## Task requirements
Restate every entry word for word.

** Start of Records for this exercise **

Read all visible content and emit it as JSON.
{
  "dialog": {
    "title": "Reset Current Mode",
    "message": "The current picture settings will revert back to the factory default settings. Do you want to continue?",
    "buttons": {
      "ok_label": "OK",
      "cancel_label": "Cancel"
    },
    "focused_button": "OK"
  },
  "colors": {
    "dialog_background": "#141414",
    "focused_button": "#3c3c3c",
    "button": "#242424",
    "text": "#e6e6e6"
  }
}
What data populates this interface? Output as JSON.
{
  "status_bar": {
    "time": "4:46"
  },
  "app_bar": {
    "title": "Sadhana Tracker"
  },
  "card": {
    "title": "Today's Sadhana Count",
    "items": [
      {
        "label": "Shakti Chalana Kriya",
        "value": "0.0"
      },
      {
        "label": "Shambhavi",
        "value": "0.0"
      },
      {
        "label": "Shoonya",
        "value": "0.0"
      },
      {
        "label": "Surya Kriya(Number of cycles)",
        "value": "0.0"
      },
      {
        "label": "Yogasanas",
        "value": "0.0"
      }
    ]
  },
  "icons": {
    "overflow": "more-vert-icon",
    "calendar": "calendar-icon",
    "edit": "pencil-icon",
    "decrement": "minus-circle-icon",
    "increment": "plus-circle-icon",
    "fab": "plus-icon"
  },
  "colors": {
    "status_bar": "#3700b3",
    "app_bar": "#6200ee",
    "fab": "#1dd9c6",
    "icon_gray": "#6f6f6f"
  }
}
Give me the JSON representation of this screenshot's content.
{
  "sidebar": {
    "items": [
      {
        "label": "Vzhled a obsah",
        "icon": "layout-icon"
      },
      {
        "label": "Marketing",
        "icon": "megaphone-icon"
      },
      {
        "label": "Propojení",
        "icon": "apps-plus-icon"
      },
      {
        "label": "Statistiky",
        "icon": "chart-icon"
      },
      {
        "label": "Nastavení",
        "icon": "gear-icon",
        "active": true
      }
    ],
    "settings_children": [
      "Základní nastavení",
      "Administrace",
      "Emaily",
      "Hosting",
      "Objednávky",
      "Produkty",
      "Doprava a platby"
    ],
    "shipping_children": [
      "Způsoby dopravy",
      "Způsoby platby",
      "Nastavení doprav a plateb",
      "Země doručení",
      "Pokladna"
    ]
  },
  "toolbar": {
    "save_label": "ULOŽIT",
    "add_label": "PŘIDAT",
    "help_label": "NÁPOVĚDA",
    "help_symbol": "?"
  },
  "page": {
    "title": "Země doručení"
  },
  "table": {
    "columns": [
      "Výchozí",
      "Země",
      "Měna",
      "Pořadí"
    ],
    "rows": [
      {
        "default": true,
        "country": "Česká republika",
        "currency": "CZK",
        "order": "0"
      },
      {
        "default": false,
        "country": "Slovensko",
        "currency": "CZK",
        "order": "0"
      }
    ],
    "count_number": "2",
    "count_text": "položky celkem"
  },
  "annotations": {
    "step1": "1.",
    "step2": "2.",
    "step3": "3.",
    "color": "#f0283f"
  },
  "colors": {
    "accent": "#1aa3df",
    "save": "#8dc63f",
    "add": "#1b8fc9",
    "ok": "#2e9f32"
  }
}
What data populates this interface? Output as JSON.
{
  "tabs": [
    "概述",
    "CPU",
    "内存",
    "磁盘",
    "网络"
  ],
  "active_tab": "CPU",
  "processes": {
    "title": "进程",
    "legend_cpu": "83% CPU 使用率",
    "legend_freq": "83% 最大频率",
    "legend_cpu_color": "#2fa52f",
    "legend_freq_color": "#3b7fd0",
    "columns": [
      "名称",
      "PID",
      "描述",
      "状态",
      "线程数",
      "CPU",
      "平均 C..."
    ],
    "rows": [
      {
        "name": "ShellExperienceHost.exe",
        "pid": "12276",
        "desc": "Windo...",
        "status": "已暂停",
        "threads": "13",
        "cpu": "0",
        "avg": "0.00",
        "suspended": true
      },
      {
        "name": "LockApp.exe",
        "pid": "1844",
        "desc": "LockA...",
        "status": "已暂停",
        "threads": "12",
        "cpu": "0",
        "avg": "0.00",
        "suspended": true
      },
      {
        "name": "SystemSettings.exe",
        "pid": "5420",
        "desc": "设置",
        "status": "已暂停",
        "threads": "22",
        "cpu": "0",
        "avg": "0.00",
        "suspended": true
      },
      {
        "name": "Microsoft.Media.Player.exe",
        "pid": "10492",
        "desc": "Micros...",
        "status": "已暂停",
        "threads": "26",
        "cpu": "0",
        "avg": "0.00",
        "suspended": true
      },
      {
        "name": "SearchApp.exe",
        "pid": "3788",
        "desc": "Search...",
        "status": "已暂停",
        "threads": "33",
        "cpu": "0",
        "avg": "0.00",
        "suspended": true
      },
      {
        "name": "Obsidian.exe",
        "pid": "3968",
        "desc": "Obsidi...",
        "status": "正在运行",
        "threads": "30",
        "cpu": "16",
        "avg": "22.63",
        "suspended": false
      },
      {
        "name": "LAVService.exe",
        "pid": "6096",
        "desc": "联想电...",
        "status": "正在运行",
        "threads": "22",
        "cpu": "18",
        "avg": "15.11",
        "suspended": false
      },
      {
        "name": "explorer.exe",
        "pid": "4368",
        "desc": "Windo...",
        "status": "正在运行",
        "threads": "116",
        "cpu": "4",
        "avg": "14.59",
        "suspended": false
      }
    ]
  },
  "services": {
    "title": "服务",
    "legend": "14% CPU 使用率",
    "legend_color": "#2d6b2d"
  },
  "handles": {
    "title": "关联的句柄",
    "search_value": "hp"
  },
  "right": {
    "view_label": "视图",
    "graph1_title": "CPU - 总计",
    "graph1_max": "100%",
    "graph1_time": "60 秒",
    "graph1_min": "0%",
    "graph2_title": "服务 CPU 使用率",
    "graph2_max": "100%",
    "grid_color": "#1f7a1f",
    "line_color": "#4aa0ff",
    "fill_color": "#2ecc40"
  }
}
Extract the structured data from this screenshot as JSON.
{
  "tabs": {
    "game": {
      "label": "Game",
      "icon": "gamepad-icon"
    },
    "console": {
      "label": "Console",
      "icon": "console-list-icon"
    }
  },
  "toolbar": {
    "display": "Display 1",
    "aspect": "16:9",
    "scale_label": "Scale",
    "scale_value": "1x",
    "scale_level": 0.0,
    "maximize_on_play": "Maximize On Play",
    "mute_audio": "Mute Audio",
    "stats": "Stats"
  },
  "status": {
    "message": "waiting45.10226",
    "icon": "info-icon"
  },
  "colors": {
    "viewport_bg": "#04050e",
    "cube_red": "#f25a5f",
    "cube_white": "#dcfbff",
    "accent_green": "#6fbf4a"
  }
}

** End of Records for this exercise **

## Result for this exercise
Read all visible content and emit it as JSON.
{
  "dialog": {
    "title": "Reset Current Mode",
    "message": "The current picture settings will revert back to the factory default settings. Do you want to continue?",
    "buttons": {
      "ok_label": "OK",
      "cancel_label": "Cancel"
    },
    "focused_button": "OK"
  },
  "colors": {
    "dialog_background": "#141414",
    "focused_button": "#3c3c3c",
    "button": "#242424",
    "text": "#e6e6e6"
  }
}
What data populates this interface? Output as JSON.
{
  "status_bar": {
    "time": "4:46"
  },
  "app_bar": {
    "title": "Sadhana Tracker"
  },
  "card": {
    "title": "Today's Sadhana Count",
    "items": [
      {
        "label": "Shakti Chalana Kriya",
        "value": "0.0"
      },
      {
        "label": "Shambhavi",
        "value": "0.0"
      },
      {
        "label": "Shoonya",
        "value": "0.0"
      },
      {
        "label": "Surya Kriya(Number of cycles)",
        "value": "0.0"
      },
      {
        "label": "Yogasanas",
        "value": "0.0"
      }
    ]
  },
  "icons": {
    "overflow": "more-vert-icon",
    "calendar": "calendar-icon",
    "edit": "pencil-icon",
    "decrement": "minus-circle-icon",
    "increment": "plus-circle-icon",
    "fab": "plus-icon"
  },
  "colors": {
    "status_bar": "#3700b3",
    "app_bar": "#6200ee",
    "fab": "#1dd9c6",
    "icon_gray": "#6f6f6f"
  }
}
Give me the JSON representation of this screenshot's content.
{
  "sidebar": {
    "items": [
      {
        "label": "Vzhled a obsah",
        "icon": "layout-icon"
      },
      {
        "label": "Marketing",
        "icon": "megaphone-icon"
      },
      {
        "label": "Propojení",
        "icon": "apps-plus-icon"
      },
      {
        "label": "Statistiky",
        "icon": "chart-icon"
      },
      {
        "label": "Nastavení",
        "icon": "gear-icon",
        "active": true
      }
    ],
    "settings_children": [
      "Základní nastavení",
      "Administrace",
      "Emaily",
      "Hosting",
      "Objednávky",
      "Produkty",
      "Doprava a platby"
    ],
    "shipping_children": [
      "Způsoby dopravy",
      "Způsoby platby",
      "Nastavení doprav a plateb",
      "Země doručení",
      "Pokladna"
    ]
  },
  "toolbar": {
    "save_label": "ULOŽIT",
    "add_label": "PŘIDAT",
    "help_label": "NÁPOVĚDA",
    "help_symbol": "?"
  },
  "page": {
    "title": "Země doručení"
  },
  "table": {
    "columns": [
      "Výchozí",
      "Země",
      "Měna",
      "Pořadí"
    ],
    "rows": [
      {
        "default": true,
        "country": "Česká republika",
        "currency": "CZK",
        "order": "0"
      },
      {
        "default": false,
        "country": "Slovensko",
        "currency": "CZK",
        "order": "0"
      }
    ],
    "count_number": "2",
    "count_text": "položky celkem"
  },
  "annotations": {
    "step1": "1.",
    "step2": "2.",
    "step3": "3.",
    "color": "#f0283f"
  },
  "colors": {
    "accent": "#1aa3df",
    "save": "#8dc63f",
    "add": "#1b8fc9",
    "ok": "#2e9f32"
  }
}
What data populates this interface? Output as JSON.
{
  "tabs": [
    "概述",
    "CPU",
    "内存",
    "磁盘",
    "网络"
  ],
  "active_tab": "CPU",
  "processes": {
    "title": "进程",
    "legend_cpu": "83% CPU 使用率",
    "legend_freq": "83% 最大频率",
    "legend_cpu_color": "#2fa52f",
    "legend_freq_color": "#3b7fd0",
    "columns": [
      "名称",
      "PID",
      "描述",
      "状态",
      "线程数",
      "CPU",
      "平均 C..."
    ],
    "rows": [
      {
        "name": "ShellExperienceHost.exe",
        "pid": "12276",
        "desc": "Windo...",
        "status": "已暂停",
        "threads": "13",
        "cpu": "0",
        "avg": "0.00",
        "suspended": true
      },
      {
        "name": "LockApp.exe",
        "pid": "1844",
        "desc": "LockA...",
        "status": "已暂停",
        "threads": "12",
        "cpu": "0",
        "avg": "0.00",
        "suspended": true
      },
      {
        "name": "SystemSettings.exe",
        "pid": "5420",
        "desc": "设置",
        "status": "已暂停",
        "threads": "22",
        "cpu": "0",
        "avg": "0.00",
        "suspended": true
      },
      {
        "name": "Microsoft.Media.Player.exe",
        "pid": "10492",
        "desc": "Micros...",
        "status": "已暂停",
        "threads": "26",
        "cpu": "0",
        "avg": "0.00",
        "suspended": true
      },
      {
        "name": "SearchApp.exe",
        "pid": "3788",
        "desc": "Search...",
        "status": "已暂停",
        "threads": "33",
        "cpu": "0",
        "avg": "0.00",
        "suspended": true
      },
      {
        "name": "Obsidian.exe",
        "pid": "3968",
        "desc": "Obsidi...",
        "status": "正在运行",
        "threads": "30",
        "cpu": "16",
        "avg": "22.63",
        "suspended": false
      },
      {
        "name": "LAVService.exe",
        "pid": "6096",
        "desc": "联想电...",
        "status": "正在运行",
        "threads": "22",
        "cpu": "18",
        "avg": "15.11",
        "suspended": false
      },
      {
        "name": "explorer.exe",
        "pid": "4368",
        "desc": "Windo...",
        "status": "正在运行",
        "threads": "116",
        "cpu": "4",
        "avg": "14.59",
        "suspended": false
      }
    ]
  },
  "services": {
    "title": "服务",
    "legend": "14% CPU 使用率",
    "legend_color": "#2d6b2d"
  },
  "handles": {
    "title": "关联的句柄",
    "search_value": "hp"
  },
  "right": {
    "view_label": "视图",
    "graph1_title": "CPU - 总计",
    "graph1_max": "100%",
    "graph1_time": "60 秒",
    "graph1_min": "0%",
    "graph2_title": "服务 CPU 使用率",
    "graph2_max": "100%",
    "grid_color": "#1f7a1f",
    "line_color": "#4aa0ff",
    "fill_color": "#2ecc40"
  }
}
Extract the structured data from this screenshot as JSON.
{
  "tabs": {
    "game": {
      "label": "Game",
      "icon": "gamepad-icon"
    },
    "console": {
      "label": "Console",
      "icon": "console-list-icon"
    }
  },
  "toolbar": {
    "display": "Display 1",
    "aspect": "16:9",
    "scale_label": "Scale",
    "scale_value": "1x",
    "scale_level": 0.0,
    "maximize_on_play": "Maximize On Play",
    "mute_audio": "Mute Audio",
    "stats": "Stats"
  },
  "status": {
    "message": "waiting45.10226",
    "icon": "info-icon"
  },
  "colors": {
    "viewport_bg": "#04050e",
    "cube_red": "#f25a5f",
    "cube_white": "#dcfbff",
    "accent_green": "#6fbf4a"
  }
}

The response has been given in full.